[ITEMS start]
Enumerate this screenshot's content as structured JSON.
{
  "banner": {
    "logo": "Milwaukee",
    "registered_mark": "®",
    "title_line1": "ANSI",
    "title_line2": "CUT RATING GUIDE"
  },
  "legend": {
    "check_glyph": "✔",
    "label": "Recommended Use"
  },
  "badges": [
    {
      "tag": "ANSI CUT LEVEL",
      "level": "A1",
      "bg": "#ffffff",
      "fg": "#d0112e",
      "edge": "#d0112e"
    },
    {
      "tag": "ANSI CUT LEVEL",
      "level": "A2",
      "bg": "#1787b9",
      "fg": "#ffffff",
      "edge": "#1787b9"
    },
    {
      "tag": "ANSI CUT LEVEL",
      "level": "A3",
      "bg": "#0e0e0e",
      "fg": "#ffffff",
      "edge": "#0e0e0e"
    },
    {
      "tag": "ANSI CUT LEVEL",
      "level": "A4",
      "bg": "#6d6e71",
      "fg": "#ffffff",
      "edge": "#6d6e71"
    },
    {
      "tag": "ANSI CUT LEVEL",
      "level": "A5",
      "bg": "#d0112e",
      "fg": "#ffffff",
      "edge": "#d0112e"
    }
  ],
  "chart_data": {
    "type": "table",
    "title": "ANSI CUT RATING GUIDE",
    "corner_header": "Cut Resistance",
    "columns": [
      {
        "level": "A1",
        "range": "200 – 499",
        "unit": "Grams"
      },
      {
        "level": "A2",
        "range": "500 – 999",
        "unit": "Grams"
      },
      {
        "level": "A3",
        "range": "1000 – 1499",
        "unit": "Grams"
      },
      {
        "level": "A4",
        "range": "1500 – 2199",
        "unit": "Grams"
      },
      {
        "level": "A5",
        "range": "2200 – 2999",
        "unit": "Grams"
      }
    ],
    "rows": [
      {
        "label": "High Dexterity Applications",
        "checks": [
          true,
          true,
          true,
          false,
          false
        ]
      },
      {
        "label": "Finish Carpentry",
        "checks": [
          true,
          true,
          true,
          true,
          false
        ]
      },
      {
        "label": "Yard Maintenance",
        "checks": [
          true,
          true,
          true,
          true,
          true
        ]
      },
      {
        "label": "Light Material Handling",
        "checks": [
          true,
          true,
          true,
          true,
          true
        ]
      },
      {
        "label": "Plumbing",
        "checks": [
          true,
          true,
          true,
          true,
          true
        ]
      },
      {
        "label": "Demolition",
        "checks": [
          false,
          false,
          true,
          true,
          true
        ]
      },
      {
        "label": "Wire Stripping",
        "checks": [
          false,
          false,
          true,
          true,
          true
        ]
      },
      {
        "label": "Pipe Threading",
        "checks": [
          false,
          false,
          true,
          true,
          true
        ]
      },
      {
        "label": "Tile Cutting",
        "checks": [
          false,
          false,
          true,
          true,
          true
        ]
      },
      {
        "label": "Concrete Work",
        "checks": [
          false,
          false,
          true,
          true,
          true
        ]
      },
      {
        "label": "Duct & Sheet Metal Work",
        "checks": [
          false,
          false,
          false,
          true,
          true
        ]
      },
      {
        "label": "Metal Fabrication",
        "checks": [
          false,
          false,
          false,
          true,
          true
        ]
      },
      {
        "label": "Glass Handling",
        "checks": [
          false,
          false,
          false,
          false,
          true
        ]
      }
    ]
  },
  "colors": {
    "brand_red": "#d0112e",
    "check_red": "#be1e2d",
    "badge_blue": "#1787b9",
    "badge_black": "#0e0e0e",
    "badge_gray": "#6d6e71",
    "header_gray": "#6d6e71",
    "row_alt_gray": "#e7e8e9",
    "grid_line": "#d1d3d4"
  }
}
[ITEMS end]
[ITEMS start]
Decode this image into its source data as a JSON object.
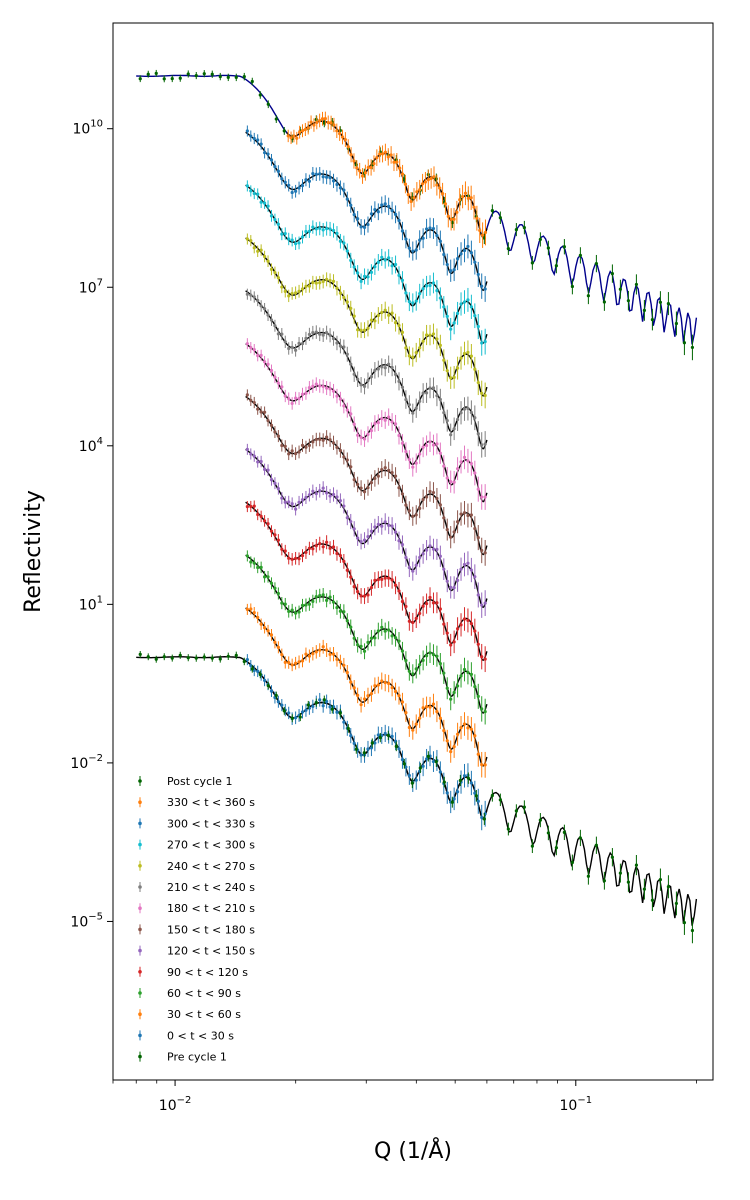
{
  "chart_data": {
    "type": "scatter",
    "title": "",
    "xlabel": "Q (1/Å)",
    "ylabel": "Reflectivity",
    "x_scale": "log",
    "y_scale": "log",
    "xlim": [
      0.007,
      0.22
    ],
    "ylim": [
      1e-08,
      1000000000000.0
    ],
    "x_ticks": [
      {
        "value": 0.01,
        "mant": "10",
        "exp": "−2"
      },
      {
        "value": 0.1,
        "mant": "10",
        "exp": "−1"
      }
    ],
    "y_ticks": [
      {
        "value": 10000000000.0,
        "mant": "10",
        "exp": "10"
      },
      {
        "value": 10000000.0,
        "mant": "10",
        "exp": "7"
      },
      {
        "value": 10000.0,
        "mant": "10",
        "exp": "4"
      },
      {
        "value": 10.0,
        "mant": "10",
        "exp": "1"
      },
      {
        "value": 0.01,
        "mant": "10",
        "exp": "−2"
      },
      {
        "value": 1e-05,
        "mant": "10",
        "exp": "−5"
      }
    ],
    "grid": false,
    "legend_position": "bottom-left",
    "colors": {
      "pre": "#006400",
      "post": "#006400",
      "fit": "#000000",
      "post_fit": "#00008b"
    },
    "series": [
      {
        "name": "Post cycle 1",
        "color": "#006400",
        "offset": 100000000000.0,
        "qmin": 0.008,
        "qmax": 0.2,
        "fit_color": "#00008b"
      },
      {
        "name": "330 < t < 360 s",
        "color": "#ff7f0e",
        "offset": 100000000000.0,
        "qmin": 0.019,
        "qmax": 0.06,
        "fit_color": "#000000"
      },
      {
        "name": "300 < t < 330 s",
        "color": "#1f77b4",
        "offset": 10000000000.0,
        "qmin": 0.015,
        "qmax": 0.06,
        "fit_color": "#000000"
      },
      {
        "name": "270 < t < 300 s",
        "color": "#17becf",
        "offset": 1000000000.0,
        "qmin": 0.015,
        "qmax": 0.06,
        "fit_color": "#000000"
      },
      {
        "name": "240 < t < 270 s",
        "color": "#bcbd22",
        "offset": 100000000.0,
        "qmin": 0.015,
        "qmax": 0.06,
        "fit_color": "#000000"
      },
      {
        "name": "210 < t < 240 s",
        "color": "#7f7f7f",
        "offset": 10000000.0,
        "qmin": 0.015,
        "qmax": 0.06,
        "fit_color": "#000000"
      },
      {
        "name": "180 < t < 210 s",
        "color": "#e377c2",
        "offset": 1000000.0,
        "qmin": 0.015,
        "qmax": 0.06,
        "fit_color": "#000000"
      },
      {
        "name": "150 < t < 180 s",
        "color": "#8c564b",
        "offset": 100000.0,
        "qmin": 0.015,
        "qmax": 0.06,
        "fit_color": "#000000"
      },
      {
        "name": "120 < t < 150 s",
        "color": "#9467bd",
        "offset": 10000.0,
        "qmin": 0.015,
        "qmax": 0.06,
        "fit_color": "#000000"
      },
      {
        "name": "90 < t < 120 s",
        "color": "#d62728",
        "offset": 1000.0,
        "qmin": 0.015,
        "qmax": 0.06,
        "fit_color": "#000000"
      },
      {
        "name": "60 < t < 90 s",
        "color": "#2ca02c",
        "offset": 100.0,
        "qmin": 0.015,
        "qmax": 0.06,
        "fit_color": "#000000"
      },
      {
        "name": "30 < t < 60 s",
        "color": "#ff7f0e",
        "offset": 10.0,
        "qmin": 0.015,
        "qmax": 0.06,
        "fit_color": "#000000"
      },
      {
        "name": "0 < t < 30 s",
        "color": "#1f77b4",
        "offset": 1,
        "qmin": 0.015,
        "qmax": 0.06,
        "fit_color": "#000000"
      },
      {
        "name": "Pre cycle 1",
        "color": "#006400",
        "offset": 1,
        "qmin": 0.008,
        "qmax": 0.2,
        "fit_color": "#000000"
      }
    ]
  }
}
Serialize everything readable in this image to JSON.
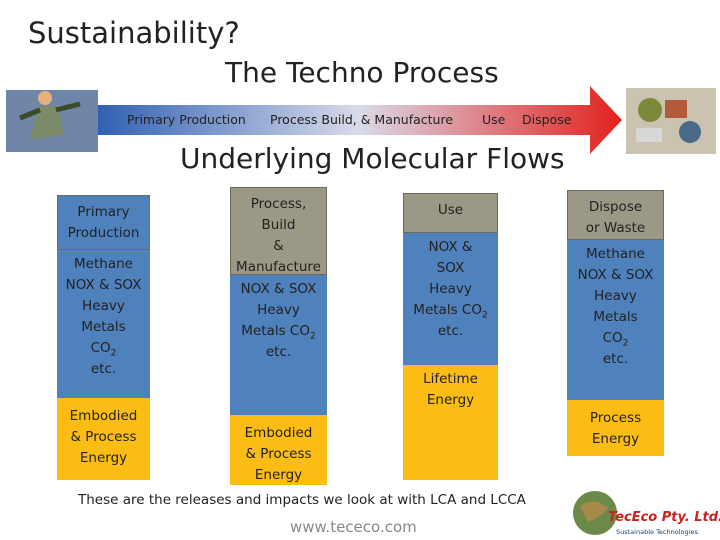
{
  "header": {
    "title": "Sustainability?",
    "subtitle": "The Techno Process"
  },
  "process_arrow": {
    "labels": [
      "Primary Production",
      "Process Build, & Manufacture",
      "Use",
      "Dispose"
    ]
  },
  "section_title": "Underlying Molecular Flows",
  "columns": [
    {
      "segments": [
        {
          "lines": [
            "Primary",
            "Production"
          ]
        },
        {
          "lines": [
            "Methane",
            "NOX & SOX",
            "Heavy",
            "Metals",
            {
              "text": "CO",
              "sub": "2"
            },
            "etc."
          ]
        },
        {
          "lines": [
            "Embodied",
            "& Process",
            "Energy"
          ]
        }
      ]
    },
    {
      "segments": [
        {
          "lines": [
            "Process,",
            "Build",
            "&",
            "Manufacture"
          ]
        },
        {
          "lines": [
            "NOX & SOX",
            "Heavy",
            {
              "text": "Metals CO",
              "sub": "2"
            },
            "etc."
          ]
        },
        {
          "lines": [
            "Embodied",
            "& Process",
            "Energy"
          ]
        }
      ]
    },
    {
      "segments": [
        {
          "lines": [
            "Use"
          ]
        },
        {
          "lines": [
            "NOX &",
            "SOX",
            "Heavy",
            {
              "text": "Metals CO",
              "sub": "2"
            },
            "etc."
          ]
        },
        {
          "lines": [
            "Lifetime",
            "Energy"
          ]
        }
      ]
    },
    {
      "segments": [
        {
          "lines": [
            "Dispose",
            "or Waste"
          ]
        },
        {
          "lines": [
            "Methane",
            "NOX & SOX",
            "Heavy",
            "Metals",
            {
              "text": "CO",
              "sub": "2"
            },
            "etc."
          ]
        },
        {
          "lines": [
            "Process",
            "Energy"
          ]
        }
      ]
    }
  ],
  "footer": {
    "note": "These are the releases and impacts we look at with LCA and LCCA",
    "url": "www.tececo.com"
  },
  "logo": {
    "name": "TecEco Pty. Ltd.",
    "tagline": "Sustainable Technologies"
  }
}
[ITEMS end]
[ITEMS start]
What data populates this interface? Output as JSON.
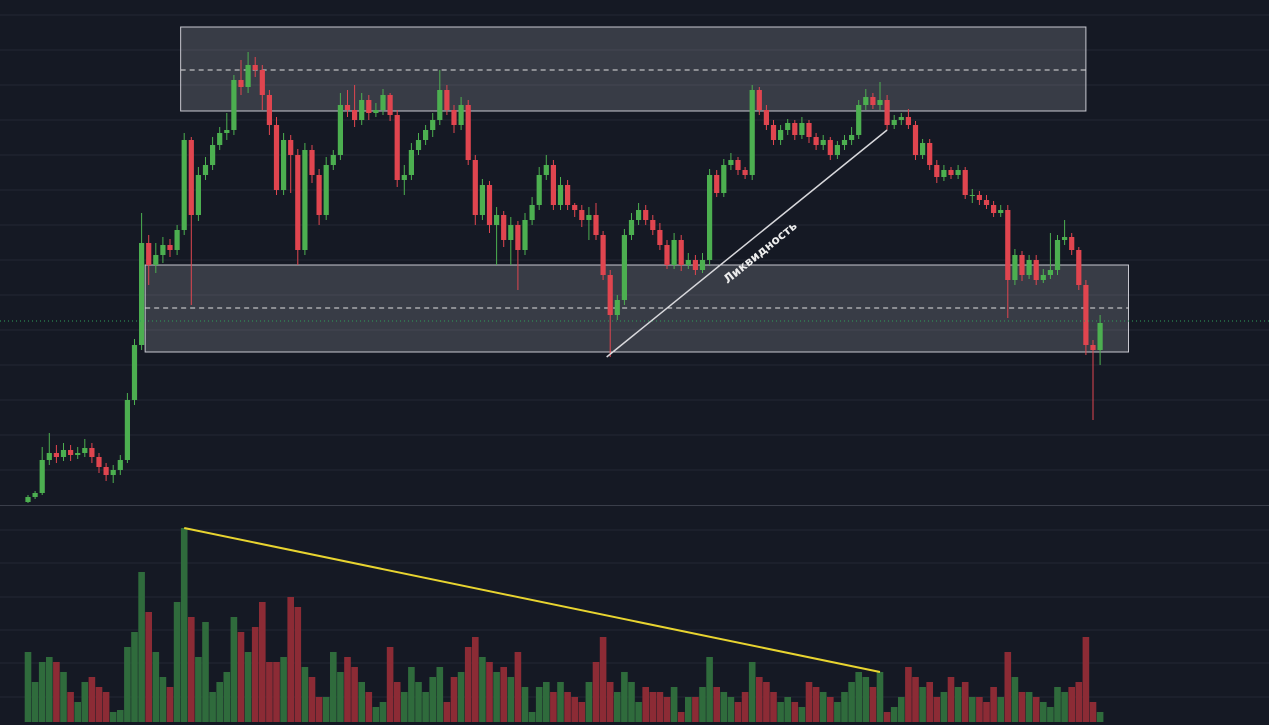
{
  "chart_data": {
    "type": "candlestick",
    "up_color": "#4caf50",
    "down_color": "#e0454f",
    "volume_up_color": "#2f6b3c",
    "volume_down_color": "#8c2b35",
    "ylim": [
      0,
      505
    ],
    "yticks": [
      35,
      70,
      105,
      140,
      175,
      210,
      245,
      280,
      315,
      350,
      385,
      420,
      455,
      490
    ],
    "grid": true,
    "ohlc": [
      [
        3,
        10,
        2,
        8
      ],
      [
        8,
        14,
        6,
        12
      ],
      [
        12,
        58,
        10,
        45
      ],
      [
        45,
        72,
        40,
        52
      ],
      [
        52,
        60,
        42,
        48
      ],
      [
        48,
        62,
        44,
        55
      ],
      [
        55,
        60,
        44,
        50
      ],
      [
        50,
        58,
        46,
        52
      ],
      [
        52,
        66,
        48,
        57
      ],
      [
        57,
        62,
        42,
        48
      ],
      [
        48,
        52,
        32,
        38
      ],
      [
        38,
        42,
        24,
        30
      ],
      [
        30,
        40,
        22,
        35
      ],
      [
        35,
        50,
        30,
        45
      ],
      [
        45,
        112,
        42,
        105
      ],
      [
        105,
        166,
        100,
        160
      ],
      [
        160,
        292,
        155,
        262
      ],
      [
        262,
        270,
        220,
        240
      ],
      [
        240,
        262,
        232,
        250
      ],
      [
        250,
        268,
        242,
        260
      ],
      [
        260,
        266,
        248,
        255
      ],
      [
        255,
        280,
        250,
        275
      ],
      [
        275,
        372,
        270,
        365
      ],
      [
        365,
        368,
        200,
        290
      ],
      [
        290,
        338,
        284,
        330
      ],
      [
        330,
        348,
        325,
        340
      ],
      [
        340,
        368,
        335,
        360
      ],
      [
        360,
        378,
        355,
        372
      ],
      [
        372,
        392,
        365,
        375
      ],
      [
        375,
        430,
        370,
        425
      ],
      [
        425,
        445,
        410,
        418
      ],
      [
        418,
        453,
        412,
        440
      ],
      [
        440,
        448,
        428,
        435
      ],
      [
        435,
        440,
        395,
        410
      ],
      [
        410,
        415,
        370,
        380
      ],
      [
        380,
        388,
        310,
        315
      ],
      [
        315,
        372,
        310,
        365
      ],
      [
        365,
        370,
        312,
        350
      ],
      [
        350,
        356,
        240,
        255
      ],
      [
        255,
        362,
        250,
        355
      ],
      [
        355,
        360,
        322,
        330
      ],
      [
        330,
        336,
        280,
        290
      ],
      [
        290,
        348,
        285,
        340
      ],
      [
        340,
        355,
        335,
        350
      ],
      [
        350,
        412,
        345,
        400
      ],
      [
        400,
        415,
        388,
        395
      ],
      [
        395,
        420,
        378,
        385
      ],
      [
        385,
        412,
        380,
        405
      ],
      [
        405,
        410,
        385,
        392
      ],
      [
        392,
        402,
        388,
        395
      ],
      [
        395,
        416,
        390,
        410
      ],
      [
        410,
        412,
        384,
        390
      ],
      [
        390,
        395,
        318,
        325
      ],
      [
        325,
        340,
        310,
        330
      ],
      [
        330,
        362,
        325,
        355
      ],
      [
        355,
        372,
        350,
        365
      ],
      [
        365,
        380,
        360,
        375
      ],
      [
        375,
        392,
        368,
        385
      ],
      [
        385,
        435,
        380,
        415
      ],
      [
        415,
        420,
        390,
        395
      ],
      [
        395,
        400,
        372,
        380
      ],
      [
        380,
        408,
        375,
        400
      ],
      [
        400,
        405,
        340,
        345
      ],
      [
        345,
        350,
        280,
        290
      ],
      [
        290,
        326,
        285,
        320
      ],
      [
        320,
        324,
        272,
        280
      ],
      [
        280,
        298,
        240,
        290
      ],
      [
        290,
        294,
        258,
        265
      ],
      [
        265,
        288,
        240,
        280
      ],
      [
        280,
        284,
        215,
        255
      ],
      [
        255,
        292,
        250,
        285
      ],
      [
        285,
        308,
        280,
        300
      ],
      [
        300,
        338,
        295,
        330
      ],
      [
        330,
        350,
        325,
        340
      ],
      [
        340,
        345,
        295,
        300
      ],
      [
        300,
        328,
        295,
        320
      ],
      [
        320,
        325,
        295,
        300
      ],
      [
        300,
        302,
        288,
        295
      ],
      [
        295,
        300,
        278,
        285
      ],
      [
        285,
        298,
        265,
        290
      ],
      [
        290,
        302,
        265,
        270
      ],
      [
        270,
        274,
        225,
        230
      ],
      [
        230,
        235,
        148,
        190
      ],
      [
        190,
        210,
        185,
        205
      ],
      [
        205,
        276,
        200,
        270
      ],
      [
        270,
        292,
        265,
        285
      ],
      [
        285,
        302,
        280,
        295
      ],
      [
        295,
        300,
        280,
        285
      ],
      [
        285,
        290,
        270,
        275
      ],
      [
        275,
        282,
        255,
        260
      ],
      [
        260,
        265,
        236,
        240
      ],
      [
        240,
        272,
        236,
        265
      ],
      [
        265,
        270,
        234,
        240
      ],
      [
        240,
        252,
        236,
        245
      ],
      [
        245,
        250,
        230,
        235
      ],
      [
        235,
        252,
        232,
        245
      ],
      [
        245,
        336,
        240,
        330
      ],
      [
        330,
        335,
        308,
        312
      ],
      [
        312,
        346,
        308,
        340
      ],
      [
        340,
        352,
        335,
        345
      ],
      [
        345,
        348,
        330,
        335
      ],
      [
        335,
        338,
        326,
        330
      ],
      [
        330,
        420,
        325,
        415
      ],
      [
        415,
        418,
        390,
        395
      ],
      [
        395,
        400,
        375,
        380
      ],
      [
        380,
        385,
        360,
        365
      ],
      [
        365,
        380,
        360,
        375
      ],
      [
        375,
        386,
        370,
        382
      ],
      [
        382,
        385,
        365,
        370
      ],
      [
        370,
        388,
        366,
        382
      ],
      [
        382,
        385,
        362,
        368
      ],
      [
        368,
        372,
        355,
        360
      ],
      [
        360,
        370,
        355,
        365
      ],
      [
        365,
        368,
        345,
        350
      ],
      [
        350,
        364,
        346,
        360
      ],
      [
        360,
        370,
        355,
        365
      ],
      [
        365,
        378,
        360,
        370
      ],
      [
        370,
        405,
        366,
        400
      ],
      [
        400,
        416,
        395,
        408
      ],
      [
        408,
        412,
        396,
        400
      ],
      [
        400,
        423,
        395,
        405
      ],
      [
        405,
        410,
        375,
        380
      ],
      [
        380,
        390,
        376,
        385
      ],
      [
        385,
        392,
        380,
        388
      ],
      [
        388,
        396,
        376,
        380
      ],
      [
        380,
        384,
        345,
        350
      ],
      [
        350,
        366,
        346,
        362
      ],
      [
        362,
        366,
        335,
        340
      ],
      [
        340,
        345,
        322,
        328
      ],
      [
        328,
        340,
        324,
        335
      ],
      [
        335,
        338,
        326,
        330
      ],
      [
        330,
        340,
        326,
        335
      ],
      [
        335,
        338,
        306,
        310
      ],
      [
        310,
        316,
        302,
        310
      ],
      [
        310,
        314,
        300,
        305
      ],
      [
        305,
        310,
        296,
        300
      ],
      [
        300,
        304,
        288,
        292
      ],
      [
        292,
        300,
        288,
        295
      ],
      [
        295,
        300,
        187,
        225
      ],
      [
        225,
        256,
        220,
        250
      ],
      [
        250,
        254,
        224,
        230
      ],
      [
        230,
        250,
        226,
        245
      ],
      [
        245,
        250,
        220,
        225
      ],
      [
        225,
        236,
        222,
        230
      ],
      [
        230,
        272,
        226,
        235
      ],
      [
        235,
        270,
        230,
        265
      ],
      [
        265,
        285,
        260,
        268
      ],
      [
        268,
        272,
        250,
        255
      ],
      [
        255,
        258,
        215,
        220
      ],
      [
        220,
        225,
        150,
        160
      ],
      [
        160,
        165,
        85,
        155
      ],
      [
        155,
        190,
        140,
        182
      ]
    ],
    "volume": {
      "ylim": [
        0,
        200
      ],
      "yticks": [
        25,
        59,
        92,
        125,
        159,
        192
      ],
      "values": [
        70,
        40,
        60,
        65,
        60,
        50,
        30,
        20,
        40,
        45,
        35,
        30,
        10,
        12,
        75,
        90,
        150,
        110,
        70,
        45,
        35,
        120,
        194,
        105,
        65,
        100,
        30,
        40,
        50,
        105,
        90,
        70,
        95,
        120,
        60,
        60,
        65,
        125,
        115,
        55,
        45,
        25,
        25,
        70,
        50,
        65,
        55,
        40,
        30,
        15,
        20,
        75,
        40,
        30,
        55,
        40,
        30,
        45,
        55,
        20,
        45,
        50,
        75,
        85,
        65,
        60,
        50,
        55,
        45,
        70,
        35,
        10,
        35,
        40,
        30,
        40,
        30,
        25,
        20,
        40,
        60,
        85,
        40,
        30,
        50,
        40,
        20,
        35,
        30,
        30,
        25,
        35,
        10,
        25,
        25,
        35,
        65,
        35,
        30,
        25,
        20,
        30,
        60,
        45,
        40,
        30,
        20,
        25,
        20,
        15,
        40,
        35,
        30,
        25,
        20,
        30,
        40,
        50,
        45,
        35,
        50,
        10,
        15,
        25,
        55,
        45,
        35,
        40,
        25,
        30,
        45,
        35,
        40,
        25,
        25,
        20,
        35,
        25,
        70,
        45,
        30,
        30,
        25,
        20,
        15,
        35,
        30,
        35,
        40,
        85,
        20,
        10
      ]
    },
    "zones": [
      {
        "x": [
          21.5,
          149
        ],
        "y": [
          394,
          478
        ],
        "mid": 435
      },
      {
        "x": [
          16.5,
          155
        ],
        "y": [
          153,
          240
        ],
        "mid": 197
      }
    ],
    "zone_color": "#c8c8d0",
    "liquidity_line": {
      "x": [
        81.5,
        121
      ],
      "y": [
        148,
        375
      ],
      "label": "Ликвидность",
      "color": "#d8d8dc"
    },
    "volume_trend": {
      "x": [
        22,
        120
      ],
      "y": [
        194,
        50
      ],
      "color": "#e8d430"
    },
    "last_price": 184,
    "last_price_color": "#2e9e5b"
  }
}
[ITEMS end]
● **YOUR GOAL**
Show all lines from the records above where the word "this" occurs.

● **FINISHED TASK**
Enumerate this screenshot's content as structured JSON.
Decode this image into its source data as a JSON object.
Serialize everything readable in this image to JSON.
What data populates this interface? Output as JSON.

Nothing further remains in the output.